───── Material
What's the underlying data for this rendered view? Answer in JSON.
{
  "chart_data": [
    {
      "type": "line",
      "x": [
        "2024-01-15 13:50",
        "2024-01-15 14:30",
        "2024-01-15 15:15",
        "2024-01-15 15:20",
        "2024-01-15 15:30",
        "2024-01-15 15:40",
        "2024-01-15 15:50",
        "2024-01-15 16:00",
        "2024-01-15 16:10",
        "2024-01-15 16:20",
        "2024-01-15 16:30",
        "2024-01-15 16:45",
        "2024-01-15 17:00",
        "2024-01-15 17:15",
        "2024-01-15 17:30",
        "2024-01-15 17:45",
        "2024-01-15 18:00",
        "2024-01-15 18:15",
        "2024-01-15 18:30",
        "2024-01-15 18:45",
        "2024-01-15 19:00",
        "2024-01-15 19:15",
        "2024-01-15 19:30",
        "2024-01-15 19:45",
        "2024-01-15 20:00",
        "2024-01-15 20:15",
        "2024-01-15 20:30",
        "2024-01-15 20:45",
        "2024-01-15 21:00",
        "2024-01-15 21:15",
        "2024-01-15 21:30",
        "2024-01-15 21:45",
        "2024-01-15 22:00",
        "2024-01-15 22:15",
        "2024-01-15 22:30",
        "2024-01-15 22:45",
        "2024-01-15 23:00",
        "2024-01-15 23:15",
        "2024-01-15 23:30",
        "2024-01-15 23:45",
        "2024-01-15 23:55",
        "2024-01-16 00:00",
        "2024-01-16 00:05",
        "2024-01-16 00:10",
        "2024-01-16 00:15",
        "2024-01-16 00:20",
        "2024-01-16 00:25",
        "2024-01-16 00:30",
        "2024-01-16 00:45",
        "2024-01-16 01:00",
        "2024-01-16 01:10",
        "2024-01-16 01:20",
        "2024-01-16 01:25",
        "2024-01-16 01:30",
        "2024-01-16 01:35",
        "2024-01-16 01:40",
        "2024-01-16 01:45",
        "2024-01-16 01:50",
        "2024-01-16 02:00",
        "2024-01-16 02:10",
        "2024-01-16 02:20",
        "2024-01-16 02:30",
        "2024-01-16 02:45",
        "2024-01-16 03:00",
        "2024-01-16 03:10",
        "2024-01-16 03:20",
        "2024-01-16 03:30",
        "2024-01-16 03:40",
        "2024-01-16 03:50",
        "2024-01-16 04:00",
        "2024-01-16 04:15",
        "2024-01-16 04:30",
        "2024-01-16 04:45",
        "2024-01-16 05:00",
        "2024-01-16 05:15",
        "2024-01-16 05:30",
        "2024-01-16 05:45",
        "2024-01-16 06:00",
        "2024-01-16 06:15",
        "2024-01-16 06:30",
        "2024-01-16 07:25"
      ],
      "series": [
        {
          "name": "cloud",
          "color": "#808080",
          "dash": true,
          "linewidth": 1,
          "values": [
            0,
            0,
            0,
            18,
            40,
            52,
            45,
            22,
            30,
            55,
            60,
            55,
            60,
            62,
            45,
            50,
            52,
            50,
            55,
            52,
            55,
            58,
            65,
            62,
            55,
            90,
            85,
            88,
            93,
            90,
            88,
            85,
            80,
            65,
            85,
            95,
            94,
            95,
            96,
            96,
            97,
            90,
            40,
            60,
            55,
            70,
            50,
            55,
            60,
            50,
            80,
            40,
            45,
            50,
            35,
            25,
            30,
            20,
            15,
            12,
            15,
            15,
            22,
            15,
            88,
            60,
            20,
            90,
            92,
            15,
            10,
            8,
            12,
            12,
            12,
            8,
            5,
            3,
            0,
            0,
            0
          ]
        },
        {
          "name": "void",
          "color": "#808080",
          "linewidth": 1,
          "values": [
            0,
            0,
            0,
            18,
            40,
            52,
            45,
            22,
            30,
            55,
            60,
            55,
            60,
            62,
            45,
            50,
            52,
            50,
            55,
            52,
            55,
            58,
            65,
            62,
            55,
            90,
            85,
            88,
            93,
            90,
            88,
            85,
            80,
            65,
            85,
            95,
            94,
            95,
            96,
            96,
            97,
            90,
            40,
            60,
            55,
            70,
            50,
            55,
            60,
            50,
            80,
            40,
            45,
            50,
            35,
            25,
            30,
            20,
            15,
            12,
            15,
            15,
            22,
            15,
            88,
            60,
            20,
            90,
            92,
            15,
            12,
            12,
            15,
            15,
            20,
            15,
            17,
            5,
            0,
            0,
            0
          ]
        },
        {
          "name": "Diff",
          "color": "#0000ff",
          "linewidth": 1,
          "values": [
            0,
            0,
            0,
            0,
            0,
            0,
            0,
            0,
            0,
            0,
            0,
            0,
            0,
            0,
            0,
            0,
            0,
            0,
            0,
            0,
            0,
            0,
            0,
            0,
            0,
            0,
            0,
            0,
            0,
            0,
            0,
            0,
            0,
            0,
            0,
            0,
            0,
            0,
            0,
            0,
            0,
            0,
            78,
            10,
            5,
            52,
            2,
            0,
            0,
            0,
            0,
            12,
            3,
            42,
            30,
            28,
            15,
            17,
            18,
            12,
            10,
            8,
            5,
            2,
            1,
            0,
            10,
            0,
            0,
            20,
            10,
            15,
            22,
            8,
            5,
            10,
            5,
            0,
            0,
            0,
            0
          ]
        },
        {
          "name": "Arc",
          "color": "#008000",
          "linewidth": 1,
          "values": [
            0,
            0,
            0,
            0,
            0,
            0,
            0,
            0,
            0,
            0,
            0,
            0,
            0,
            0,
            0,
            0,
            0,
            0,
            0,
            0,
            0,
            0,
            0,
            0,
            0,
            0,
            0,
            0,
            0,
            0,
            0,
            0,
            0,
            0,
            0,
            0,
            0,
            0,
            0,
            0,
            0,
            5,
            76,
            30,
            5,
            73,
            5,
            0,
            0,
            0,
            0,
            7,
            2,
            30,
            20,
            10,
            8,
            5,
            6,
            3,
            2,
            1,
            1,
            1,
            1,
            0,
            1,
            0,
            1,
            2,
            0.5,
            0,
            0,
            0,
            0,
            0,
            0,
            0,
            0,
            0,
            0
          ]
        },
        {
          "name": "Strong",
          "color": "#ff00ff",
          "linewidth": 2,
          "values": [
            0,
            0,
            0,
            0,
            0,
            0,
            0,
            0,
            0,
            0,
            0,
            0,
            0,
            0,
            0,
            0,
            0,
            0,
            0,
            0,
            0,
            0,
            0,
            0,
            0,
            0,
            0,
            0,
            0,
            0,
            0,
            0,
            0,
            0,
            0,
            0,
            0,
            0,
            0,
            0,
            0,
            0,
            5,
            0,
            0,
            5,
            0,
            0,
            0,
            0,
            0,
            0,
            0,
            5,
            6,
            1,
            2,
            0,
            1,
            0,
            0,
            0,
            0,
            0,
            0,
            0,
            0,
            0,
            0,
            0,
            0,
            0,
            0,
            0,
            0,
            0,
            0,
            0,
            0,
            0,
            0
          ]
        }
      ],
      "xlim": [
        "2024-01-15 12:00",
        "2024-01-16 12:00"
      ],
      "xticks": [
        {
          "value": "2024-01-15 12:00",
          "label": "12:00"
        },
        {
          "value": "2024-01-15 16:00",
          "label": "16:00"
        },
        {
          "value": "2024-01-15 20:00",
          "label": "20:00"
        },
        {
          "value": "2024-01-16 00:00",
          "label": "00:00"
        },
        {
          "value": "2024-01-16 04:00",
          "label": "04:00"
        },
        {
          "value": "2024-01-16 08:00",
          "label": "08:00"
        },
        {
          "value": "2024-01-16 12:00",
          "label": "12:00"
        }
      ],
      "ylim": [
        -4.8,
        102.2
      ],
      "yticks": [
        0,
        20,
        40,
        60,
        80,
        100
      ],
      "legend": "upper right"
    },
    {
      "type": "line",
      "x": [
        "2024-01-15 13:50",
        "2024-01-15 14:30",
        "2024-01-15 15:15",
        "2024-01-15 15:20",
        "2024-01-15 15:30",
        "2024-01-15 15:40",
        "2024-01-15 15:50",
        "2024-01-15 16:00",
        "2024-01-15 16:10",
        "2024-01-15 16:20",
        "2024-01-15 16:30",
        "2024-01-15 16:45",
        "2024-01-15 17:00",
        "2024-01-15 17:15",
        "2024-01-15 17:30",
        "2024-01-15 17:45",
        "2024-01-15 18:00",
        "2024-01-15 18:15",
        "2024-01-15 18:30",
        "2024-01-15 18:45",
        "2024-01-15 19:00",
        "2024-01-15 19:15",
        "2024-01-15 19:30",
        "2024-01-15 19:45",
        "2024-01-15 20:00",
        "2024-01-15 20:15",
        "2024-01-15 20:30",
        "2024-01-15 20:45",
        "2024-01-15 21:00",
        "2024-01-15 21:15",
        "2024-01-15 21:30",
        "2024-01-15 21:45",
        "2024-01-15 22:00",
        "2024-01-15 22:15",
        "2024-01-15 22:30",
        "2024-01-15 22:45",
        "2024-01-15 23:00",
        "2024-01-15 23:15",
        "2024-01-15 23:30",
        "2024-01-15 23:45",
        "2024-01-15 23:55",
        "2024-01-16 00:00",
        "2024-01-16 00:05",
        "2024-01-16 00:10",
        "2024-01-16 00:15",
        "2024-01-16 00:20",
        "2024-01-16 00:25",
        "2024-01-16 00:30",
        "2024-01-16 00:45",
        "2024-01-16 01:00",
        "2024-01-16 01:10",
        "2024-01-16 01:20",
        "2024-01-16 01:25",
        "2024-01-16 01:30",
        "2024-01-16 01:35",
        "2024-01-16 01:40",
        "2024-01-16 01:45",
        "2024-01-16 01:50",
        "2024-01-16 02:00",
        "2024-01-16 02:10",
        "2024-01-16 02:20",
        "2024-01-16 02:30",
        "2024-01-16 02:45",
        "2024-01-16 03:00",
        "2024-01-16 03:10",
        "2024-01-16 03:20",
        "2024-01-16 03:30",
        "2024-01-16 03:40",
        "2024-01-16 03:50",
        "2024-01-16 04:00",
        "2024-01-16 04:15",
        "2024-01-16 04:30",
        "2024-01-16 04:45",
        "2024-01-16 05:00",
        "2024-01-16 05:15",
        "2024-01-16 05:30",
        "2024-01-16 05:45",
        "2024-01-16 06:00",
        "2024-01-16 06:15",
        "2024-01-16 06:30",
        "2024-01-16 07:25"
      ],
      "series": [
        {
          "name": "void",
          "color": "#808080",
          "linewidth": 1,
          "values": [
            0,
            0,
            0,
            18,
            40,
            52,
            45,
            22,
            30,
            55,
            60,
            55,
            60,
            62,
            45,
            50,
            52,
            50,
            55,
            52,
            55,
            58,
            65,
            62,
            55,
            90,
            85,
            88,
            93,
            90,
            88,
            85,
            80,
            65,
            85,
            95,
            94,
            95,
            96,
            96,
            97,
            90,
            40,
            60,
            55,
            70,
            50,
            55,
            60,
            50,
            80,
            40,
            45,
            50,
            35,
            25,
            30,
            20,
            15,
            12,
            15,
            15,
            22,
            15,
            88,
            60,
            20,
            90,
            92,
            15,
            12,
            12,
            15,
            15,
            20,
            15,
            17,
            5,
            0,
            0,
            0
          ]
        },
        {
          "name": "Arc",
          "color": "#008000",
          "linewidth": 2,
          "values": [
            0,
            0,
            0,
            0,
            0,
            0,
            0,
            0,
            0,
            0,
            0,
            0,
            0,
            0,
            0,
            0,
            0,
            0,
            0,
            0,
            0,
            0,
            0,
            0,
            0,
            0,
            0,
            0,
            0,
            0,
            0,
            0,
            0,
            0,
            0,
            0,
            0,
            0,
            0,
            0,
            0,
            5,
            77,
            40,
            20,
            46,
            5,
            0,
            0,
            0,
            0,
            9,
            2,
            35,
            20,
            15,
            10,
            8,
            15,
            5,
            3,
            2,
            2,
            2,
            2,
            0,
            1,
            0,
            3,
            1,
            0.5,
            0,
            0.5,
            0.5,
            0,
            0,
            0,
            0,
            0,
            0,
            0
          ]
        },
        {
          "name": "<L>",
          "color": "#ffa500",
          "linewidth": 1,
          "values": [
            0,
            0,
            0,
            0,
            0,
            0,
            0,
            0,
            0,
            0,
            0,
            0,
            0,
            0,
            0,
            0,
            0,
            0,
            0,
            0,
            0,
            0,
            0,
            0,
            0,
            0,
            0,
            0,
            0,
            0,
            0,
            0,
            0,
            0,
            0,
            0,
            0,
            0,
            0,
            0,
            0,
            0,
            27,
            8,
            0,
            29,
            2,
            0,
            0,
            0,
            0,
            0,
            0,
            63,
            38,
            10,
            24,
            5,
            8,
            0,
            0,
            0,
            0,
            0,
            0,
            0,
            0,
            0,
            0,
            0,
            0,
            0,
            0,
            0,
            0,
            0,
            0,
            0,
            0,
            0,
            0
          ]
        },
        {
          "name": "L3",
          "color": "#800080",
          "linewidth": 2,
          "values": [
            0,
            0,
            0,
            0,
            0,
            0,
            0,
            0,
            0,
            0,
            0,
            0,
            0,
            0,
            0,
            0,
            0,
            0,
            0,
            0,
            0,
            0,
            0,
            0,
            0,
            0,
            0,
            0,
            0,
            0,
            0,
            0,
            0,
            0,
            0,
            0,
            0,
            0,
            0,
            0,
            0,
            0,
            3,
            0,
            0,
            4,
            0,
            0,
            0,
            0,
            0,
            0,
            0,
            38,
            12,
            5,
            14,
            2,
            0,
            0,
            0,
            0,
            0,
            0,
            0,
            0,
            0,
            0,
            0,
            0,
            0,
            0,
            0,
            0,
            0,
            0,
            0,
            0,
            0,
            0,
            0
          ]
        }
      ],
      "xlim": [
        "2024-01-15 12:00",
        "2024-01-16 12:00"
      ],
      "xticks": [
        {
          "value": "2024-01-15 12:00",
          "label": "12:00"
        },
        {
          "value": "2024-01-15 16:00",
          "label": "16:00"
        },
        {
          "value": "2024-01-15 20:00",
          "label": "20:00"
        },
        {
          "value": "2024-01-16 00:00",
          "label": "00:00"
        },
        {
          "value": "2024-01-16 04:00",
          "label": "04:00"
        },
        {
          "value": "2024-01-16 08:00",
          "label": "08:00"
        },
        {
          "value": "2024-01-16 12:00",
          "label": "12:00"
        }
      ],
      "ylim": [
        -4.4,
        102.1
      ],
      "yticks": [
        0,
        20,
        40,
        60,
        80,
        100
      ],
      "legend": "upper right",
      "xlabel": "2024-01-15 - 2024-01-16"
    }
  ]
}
──────────
Stated task: Among the lines of the data, identify those with the word "name". Copy each of them.

Output of the exercise:
          "name": "cloud",
          "name": "void",
          "name": "Diff",
          "name": "Arc",
          "name": "Strong",
          "name": "void",
          "name": "Arc",
          "name": "<L>",
          "name": "L3",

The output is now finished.